[Opening DATA LISTING section]

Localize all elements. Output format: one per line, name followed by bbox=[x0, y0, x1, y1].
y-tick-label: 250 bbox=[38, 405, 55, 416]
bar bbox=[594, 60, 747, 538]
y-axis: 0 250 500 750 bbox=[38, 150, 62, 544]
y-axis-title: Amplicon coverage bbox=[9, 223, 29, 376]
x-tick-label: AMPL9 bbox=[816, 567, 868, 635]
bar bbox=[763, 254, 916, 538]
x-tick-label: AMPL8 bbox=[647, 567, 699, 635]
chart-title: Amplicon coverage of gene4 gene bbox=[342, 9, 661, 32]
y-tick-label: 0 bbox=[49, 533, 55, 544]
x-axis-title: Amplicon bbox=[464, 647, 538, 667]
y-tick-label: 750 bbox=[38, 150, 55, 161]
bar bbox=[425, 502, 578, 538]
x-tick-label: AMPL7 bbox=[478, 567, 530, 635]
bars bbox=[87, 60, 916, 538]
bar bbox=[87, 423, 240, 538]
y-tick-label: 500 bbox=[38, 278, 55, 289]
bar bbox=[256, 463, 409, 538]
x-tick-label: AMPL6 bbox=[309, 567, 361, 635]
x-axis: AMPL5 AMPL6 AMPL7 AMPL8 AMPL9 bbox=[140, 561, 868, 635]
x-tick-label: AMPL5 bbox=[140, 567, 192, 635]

[Closing DATA LISTING section]

# EXERCISE OBJECTIVE
Your answer must be every record above, retyped exactly.

# RESPONSE TO THE EXERCISE
Localize all elements. Output format: one per line, name followed by bbox=[x0, y0, x1, y1].
y-tick-label: 250 bbox=[38, 405, 55, 416]
bar bbox=[594, 60, 747, 538]
y-axis: 0 250 500 750 bbox=[38, 150, 62, 544]
y-axis-title: Amplicon coverage bbox=[9, 223, 29, 376]
x-tick-label: AMPL9 bbox=[816, 567, 868, 635]
bar bbox=[763, 254, 916, 538]
x-tick-label: AMPL8 bbox=[647, 567, 699, 635]
chart-title: Amplicon coverage of gene4 gene bbox=[342, 9, 661, 32]
y-tick-label: 0 bbox=[49, 533, 55, 544]
x-axis-title: Amplicon bbox=[464, 647, 538, 667]
y-tick-label: 750 bbox=[38, 150, 55, 161]
bar bbox=[425, 502, 578, 538]
x-tick-label: AMPL7 bbox=[478, 567, 530, 635]
bars bbox=[87, 60, 916, 538]
bar bbox=[87, 423, 240, 538]
y-tick-label: 500 bbox=[38, 278, 55, 289]
bar bbox=[256, 463, 409, 538]
x-tick-label: AMPL6 bbox=[309, 567, 361, 635]
x-axis: AMPL5 AMPL6 AMPL7 AMPL8 AMPL9 bbox=[140, 561, 868, 635]
x-tick-label: AMPL5 bbox=[140, 567, 192, 635]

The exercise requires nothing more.